WHAT TO WORK ON:
Read the lines that follow and tally those with the word "scan"; give the number and nothing else.

RECORDS SHOWN:
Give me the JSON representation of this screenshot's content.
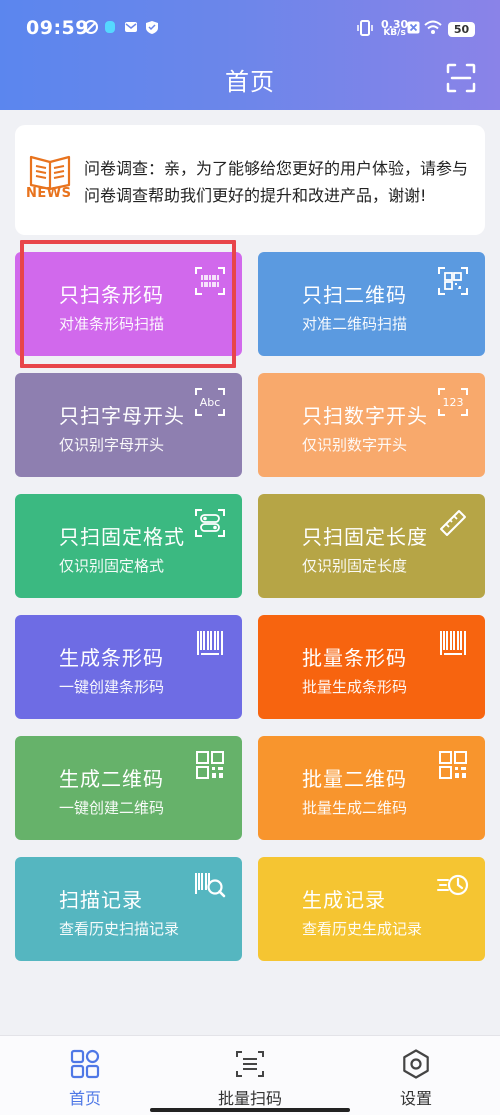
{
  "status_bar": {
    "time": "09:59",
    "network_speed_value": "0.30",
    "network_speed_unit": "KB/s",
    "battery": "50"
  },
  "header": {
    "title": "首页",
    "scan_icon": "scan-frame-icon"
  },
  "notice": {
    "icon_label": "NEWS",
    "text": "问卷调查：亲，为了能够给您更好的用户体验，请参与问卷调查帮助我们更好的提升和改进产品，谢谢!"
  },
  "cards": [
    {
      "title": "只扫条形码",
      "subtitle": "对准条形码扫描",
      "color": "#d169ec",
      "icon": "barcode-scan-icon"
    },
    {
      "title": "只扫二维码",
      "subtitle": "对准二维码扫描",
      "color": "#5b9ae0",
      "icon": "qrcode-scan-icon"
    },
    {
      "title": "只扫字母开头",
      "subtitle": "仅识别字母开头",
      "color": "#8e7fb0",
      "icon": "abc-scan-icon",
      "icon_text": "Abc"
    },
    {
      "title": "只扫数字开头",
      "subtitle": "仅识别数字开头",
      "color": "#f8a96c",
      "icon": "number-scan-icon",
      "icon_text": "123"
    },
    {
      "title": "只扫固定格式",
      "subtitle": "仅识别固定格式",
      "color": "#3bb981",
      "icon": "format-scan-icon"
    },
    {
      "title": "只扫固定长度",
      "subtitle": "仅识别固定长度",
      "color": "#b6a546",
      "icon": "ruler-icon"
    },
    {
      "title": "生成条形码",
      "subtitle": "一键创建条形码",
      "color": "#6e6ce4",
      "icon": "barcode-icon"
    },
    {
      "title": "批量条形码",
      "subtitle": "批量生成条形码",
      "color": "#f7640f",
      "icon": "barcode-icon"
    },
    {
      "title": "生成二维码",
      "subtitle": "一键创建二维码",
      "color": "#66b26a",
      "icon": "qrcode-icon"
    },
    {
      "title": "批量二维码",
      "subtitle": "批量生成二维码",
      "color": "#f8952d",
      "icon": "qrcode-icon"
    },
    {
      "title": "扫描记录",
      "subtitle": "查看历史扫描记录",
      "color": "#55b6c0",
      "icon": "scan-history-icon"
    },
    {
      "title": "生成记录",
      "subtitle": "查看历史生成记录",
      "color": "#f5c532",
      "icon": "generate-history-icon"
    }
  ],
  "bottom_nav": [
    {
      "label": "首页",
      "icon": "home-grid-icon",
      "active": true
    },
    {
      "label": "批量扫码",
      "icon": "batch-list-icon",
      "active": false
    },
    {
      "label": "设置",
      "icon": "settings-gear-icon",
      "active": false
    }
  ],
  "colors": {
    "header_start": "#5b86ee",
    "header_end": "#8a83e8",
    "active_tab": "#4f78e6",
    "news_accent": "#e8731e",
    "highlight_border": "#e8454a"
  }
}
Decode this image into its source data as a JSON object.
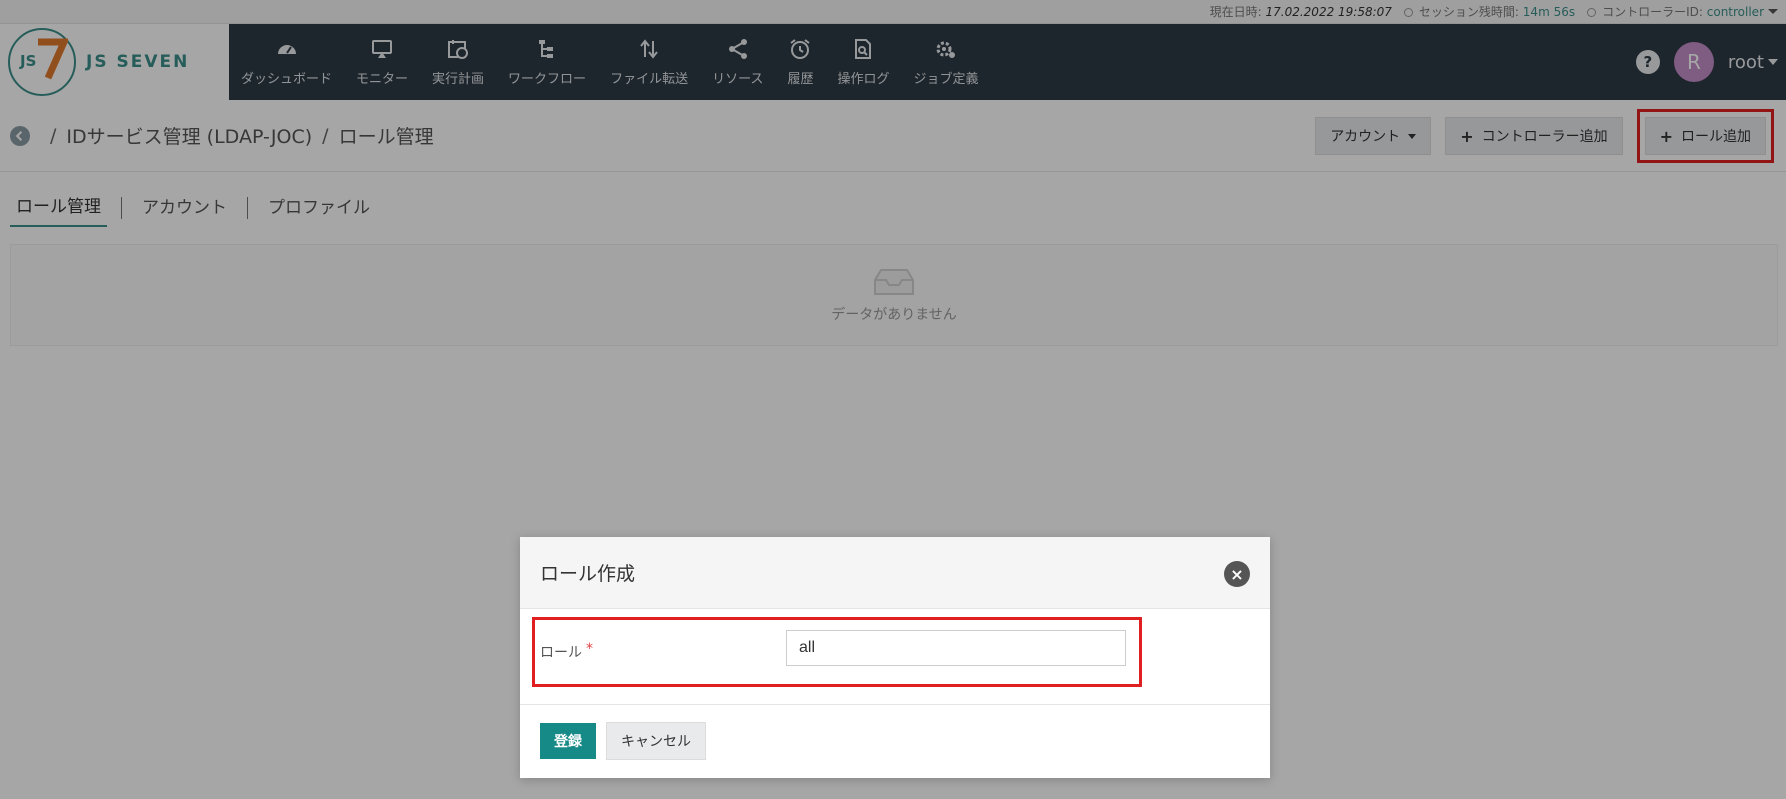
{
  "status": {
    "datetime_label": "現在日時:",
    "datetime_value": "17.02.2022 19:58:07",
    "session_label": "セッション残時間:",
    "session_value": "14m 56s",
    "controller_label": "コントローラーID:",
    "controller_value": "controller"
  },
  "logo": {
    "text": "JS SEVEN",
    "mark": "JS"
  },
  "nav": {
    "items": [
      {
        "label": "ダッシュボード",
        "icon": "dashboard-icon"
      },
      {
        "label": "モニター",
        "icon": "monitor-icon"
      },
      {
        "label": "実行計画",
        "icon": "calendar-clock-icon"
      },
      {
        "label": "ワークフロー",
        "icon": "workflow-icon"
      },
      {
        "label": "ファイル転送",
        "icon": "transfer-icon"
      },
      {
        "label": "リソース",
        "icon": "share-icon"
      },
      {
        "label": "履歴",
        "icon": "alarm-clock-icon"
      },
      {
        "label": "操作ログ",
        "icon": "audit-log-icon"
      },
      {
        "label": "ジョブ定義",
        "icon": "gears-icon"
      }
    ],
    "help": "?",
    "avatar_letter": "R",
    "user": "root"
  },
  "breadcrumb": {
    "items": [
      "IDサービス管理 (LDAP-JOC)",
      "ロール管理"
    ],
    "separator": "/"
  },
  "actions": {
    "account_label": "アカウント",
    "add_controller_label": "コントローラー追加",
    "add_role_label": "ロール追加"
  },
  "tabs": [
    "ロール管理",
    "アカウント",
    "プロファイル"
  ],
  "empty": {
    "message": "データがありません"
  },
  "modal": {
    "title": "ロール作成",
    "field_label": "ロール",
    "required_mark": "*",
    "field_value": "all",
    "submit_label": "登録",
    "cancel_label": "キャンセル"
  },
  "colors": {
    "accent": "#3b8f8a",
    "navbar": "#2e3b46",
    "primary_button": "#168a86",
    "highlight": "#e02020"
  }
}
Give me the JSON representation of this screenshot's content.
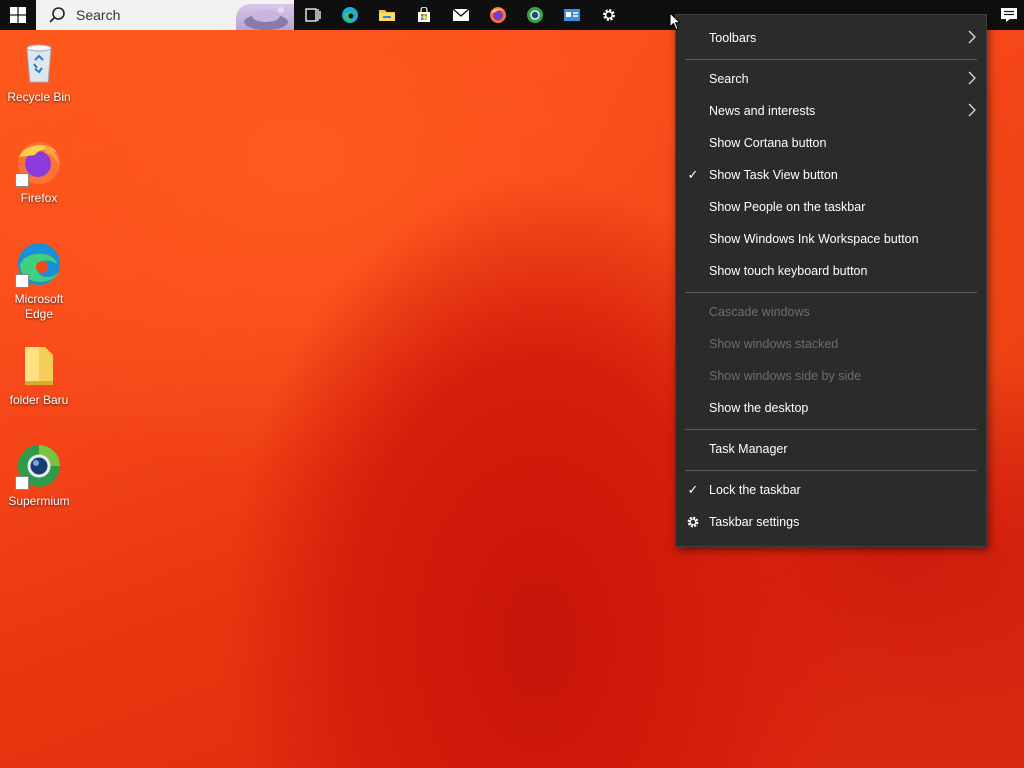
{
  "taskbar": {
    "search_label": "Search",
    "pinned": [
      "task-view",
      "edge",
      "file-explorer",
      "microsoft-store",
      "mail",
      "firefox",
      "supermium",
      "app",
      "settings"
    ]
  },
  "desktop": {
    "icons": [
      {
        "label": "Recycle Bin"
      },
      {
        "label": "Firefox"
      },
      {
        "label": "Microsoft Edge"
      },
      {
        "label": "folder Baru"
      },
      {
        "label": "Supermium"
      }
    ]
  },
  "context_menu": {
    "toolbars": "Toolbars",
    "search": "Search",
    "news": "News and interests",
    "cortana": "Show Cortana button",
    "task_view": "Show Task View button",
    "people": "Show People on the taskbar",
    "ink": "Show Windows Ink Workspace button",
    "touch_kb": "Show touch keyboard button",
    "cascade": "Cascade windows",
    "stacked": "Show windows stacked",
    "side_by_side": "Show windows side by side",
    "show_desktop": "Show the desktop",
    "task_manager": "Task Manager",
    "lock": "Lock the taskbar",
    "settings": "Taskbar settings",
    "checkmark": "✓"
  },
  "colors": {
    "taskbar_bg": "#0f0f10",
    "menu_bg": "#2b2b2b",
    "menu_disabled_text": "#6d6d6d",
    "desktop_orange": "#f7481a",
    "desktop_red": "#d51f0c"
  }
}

WRITTEN REPLY:
7